— Start of RECORDS FOR THIS EXERCISE —

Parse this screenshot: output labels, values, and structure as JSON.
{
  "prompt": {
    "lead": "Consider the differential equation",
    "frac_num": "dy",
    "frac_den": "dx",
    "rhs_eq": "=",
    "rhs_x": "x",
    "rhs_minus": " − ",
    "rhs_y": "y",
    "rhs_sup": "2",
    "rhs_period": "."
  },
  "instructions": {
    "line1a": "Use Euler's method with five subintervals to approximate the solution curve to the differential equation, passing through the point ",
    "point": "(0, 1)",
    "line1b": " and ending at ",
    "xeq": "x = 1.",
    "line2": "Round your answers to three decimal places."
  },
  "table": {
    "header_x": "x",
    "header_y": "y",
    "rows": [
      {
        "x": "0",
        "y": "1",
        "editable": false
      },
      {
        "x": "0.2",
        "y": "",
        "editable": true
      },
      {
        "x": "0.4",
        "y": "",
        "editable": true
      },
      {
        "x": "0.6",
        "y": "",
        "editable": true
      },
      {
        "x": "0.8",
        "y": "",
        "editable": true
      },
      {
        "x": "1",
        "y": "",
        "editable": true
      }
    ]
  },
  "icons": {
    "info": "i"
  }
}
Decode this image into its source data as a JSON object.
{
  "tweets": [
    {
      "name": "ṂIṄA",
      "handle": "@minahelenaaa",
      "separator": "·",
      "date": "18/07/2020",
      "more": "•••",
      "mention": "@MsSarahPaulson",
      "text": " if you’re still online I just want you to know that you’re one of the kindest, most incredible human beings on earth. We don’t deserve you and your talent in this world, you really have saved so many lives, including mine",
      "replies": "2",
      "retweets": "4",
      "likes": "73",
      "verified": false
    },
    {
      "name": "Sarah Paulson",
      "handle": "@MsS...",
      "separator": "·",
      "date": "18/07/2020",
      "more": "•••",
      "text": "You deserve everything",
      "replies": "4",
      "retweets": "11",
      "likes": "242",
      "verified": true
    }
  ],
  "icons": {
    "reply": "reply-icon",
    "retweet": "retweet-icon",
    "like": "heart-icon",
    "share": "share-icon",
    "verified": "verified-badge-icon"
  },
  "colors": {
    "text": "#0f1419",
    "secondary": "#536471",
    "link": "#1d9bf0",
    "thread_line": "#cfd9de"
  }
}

— End of RECORDS FOR THIS EXERCISE —

_PROBLEM TO WORK ON:_ Output the listing above without altering a single character.

_THE OUTPUT:_
Parse this screenshot: output labels, values, and structure as JSON.
{
  "prompt": {
    "lead": "Consider the differential equation",
    "frac_num": "dy",
    "frac_den": "dx",
    "rhs_eq": "=",
    "rhs_x": "x",
    "rhs_minus": " − ",
    "rhs_y": "y",
    "rhs_sup": "2",
    "rhs_period": "."
  },
  "instructions": {
    "line1a": "Use Euler's method with five subintervals to approximate the solution curve to the differential equation, passing through the point ",
    "point": "(0, 1)",
    "line1b": " and ending at ",
    "xeq": "x = 1.",
    "line2": "Round your answers to three decimal places."
  },
  "table": {
    "header_x": "x",
    "header_y": "y",
    "rows": [
      {
        "x": "0",
        "y": "1",
        "editable": false
      },
      {
        "x": "0.2",
        "y": "",
        "editable": true
      },
      {
        "x": "0.4",
        "y": "",
        "editable": true
      },
      {
        "x": "0.6",
        "y": "",
        "editable": true
      },
      {
        "x": "0.8",
        "y": "",
        "editable": true
      },
      {
        "x": "1",
        "y": "",
        "editable": true
      }
    ]
  },
  "icons": {
    "info": "i"
  }
}
Decode this image into its source data as a JSON object.
{
  "tweets": [
    {
      "name": "ṂIṄA",
      "handle": "@minahelenaaa",
      "separator": "·",
      "date": "18/07/2020",
      "more": "•••",
      "mention": "@MsSarahPaulson",
      "text": " if you’re still online I just want you to know that you’re one of the kindest, most incredible human beings on earth. We don’t deserve you and your talent in this world, you really have saved so many lives, including mine",
      "replies": "2",
      "retweets": "4",
      "likes": "73",
      "verified": false
    },
    {
      "name": "Sarah Paulson",
      "handle": "@MsS...",
      "separator": "·",
      "date": "18/07/2020",
      "more": "•••",
      "text": "You deserve everything",
      "replies": "4",
      "retweets": "11",
      "likes": "242",
      "verified": true
    }
  ],
  "icons": {
    "reply": "reply-icon",
    "retweet": "retweet-icon",
    "like": "heart-icon",
    "share": "share-icon",
    "verified": "verified-badge-icon"
  },
  "colors": {
    "text": "#0f1419",
    "secondary": "#536471",
    "link": "#1d9bf0",
    "thread_line": "#cfd9de"
  }
}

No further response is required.